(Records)
-- start --

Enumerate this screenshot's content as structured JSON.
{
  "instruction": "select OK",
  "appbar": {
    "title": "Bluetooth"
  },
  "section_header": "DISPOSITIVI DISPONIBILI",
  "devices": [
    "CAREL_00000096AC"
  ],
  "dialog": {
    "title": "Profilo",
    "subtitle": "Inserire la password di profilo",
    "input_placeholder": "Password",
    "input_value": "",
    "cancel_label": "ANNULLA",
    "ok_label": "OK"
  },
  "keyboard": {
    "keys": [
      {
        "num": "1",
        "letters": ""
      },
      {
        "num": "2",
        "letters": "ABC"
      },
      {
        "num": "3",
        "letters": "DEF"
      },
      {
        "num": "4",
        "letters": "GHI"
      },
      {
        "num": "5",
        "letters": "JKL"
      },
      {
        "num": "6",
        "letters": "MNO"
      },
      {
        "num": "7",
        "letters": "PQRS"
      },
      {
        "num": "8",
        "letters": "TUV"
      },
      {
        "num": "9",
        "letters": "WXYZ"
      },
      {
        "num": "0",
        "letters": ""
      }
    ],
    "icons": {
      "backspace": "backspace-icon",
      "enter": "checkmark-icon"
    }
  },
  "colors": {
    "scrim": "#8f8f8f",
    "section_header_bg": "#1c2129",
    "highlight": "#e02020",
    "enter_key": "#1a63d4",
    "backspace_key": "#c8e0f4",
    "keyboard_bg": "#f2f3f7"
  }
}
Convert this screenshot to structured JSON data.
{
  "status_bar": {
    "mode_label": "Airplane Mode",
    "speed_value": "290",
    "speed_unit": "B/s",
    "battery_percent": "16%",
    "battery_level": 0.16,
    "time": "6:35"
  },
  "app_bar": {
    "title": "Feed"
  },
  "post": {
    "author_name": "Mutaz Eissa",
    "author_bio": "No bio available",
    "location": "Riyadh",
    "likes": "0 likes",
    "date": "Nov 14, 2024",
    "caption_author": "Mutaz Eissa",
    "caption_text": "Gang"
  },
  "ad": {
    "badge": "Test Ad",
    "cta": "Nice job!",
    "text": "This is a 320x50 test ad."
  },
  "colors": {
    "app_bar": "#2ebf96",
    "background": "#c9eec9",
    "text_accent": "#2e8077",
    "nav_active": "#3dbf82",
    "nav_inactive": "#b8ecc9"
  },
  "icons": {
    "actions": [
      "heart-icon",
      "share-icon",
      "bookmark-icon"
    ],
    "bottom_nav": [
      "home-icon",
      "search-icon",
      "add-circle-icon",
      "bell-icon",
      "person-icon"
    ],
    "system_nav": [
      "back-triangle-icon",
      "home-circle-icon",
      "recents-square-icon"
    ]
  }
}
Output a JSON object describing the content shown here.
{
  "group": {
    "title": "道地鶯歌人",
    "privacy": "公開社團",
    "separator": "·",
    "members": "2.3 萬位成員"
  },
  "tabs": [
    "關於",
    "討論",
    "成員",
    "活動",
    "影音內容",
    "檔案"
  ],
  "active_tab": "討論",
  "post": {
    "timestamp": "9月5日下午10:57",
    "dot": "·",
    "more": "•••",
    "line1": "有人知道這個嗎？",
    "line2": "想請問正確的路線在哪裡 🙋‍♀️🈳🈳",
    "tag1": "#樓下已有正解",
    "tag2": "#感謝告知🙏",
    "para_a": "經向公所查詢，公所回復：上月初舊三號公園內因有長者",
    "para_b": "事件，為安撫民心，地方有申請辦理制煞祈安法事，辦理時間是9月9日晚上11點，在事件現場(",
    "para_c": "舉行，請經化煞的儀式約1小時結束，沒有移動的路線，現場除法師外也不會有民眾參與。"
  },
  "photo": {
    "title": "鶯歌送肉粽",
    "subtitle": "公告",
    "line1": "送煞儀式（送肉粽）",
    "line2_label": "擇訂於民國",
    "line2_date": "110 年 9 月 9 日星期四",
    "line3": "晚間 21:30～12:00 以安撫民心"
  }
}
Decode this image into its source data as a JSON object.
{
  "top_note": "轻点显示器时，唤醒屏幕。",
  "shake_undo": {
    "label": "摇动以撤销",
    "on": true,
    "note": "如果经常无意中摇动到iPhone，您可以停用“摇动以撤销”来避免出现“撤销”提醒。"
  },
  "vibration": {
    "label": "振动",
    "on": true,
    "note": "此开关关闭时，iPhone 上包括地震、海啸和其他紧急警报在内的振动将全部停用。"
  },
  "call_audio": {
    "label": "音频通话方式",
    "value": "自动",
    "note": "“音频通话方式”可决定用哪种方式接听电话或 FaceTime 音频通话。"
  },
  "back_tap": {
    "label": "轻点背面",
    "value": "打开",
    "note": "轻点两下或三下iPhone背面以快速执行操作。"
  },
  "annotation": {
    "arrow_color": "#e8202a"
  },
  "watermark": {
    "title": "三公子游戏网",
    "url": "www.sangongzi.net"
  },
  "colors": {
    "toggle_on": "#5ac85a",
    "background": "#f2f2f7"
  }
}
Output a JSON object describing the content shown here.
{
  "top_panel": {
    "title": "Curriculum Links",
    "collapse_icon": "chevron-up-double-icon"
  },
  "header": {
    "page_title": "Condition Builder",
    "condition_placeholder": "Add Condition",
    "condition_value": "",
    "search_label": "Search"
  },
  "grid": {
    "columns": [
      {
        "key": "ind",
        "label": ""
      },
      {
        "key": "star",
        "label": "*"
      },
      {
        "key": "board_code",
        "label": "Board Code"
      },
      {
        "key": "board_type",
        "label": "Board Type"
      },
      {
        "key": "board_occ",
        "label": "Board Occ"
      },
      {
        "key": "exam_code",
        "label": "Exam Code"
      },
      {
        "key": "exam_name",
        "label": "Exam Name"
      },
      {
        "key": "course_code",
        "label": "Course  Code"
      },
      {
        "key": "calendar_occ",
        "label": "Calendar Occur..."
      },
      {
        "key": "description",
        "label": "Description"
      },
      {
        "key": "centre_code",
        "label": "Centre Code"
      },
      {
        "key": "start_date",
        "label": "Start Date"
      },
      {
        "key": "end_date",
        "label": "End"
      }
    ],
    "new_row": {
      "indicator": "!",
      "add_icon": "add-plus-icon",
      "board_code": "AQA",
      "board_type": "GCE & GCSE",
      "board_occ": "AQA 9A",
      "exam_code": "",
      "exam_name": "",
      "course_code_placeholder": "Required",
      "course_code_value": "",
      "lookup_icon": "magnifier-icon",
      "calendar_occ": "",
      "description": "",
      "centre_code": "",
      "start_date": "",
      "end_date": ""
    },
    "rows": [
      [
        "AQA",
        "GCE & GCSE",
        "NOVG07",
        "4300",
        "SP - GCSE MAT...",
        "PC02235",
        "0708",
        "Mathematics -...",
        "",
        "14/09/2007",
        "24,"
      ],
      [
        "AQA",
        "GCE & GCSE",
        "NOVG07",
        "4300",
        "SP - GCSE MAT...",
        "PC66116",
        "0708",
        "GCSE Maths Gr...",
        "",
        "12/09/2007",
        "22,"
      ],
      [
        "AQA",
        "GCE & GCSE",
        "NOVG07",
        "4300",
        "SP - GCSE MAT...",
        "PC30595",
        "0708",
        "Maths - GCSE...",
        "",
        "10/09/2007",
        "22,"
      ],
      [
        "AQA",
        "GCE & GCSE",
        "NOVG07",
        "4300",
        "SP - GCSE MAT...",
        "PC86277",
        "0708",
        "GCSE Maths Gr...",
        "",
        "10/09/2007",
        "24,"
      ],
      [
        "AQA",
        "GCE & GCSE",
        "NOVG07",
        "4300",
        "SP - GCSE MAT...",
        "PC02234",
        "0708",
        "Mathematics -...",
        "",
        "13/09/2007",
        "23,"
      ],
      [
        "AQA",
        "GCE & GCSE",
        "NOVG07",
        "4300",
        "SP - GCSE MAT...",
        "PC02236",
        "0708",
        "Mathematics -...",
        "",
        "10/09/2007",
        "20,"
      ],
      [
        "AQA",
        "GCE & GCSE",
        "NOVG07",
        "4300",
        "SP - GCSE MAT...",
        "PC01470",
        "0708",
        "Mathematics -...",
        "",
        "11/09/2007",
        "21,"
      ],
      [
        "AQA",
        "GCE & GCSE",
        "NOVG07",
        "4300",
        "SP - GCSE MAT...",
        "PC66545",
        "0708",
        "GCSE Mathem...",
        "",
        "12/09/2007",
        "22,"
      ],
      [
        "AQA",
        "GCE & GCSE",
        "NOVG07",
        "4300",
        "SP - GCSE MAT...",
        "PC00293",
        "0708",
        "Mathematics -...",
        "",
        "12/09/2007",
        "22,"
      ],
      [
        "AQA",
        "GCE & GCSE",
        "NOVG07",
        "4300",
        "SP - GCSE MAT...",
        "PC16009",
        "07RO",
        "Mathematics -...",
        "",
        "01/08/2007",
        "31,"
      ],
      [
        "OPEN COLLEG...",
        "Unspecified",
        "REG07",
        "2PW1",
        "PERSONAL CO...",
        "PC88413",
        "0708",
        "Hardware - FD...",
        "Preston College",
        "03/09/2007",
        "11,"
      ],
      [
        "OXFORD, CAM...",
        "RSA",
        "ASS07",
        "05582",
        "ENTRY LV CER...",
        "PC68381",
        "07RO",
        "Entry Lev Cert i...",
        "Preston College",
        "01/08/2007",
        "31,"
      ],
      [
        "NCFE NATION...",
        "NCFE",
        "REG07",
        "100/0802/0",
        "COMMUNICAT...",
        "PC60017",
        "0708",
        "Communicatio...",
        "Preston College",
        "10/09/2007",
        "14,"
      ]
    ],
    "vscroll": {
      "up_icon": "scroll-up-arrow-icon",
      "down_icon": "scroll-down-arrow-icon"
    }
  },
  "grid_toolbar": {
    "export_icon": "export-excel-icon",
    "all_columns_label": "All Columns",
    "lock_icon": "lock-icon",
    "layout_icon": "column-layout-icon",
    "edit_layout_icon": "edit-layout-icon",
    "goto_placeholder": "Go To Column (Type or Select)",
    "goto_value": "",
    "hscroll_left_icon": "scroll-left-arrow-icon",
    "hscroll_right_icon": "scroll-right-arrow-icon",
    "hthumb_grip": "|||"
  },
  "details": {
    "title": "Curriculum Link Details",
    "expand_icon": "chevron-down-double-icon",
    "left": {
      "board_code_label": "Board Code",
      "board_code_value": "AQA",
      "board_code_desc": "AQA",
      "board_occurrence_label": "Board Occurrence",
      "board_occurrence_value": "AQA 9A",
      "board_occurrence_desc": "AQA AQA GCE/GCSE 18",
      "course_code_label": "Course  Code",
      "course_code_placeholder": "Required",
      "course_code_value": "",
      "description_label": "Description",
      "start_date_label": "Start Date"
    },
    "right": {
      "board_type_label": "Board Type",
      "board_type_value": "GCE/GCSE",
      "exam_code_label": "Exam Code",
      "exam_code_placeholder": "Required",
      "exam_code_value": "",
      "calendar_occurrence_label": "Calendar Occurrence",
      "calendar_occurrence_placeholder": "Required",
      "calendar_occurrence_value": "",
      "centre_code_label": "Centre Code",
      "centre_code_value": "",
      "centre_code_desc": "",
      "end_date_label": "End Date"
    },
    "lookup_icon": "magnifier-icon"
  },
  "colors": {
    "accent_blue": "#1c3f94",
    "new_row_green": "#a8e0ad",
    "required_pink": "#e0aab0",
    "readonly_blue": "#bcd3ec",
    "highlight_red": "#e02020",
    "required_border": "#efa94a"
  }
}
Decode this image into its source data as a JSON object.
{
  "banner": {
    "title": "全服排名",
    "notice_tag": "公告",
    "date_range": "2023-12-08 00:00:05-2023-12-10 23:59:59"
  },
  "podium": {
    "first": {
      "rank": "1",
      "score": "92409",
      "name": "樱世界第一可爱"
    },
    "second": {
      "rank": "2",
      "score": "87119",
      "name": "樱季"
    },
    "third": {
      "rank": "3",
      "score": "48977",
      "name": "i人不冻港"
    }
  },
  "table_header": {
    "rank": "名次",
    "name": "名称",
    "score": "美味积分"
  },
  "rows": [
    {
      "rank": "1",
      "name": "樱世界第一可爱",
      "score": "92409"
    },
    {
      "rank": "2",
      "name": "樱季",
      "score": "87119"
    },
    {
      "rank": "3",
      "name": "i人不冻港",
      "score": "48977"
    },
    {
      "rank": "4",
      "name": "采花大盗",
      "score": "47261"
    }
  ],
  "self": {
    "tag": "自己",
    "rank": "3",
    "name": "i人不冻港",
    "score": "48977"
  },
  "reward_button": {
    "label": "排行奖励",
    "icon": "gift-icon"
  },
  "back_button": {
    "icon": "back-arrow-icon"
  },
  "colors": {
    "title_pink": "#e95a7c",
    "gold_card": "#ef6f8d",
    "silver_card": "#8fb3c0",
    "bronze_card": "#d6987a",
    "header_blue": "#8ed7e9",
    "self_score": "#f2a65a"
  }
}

-- end --

Check each line above for "background" and return the ones that have it.

    "background": "#c9eec9",
    "background": "#f2f2f7"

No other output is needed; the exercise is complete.